#### [Task to carry out]
Look at the entries below and reproduce them exactly.
**** Input for this task ****
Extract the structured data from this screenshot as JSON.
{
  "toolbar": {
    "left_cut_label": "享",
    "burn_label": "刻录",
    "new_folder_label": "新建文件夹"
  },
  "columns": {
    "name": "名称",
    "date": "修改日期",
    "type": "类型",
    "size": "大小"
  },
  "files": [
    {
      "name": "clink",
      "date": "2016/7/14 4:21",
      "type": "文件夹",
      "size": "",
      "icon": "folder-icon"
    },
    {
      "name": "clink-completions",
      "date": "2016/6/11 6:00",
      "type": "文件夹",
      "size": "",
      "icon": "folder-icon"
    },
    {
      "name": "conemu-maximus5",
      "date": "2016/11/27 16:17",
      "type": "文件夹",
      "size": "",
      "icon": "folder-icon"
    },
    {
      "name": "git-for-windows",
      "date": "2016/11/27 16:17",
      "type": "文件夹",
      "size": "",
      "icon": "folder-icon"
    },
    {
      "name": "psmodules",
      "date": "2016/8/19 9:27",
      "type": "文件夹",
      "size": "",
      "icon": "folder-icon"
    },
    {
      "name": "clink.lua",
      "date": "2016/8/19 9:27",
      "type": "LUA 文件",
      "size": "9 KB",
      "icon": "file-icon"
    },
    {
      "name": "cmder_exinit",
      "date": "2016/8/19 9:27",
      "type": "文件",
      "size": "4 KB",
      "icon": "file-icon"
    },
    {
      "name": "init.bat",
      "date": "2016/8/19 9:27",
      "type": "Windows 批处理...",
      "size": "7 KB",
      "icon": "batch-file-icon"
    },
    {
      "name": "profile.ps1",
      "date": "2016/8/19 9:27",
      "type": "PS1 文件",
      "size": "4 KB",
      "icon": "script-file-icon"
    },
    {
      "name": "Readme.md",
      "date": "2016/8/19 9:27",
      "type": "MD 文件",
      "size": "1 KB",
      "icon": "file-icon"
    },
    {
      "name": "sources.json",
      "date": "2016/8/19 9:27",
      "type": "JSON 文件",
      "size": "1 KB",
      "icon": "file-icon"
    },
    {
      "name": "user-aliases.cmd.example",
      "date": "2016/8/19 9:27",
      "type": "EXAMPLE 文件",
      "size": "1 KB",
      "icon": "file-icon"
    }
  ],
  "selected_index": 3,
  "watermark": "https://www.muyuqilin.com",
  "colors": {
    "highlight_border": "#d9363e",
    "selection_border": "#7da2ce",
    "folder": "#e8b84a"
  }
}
****
#### [Exercise solution]
Extract the structured data from this screenshot as JSON.
{
  "toolbar": {
    "left_cut_label": "享",
    "burn_label": "刻录",
    "new_folder_label": "新建文件夹"
  },
  "columns": {
    "name": "名称",
    "date": "修改日期",
    "type": "类型",
    "size": "大小"
  },
  "files": [
    {
      "name": "clink",
      "date": "2016/7/14 4:21",
      "type": "文件夹",
      "size": "",
      "icon": "folder-icon"
    },
    {
      "name": "clink-completions",
      "date": "2016/6/11 6:00",
      "type": "文件夹",
      "size": "",
      "icon": "folder-icon"
    },
    {
      "name": "conemu-maximus5",
      "date": "2016/11/27 16:17",
      "type": "文件夹",
      "size": "",
      "icon": "folder-icon"
    },
    {
      "name": "git-for-windows",
      "date": "2016/11/27 16:17",
      "type": "文件夹",
      "size": "",
      "icon": "folder-icon"
    },
    {
      "name": "psmodules",
      "date": "2016/8/19 9:27",
      "type": "文件夹",
      "size": "",
      "icon": "folder-icon"
    },
    {
      "name": "clink.lua",
      "date": "2016/8/19 9:27",
      "type": "LUA 文件",
      "size": "9 KB",
      "icon": "file-icon"
    },
    {
      "name": "cmder_exinit",
      "date": "2016/8/19 9:27",
      "type": "文件",
      "size": "4 KB",
      "icon": "file-icon"
    },
    {
      "name": "init.bat",
      "date": "2016/8/19 9:27",
      "type": "Windows 批处理...",
      "size": "7 KB",
      "icon": "batch-file-icon"
    },
    {
      "name": "profile.ps1",
      "date": "2016/8/19 9:27",
      "type": "PS1 文件",
      "size": "4 KB",
      "icon": "script-file-icon"
    },
    {
      "name": "Readme.md",
      "date": "2016/8/19 9:27",
      "type": "MD 文件",
      "size": "1 KB",
      "icon": "file-icon"
    },
    {
      "name": "sources.json",
      "date": "2016/8/19 9:27",
      "type": "JSON 文件",
      "size": "1 KB",
      "icon": "file-icon"
    },
    {
      "name": "user-aliases.cmd.example",
      "date": "2016/8/19 9:27",
      "type": "EXAMPLE 文件",
      "size": "1 KB",
      "icon": "file-icon"
    }
  ],
  "selected_index": 3,
  "watermark": "https://www.muyuqilin.com",
  "colors": {
    "highlight_border": "#d9363e",
    "selection_border": "#7da2ce",
    "folder": "#e8b84a"
  }
}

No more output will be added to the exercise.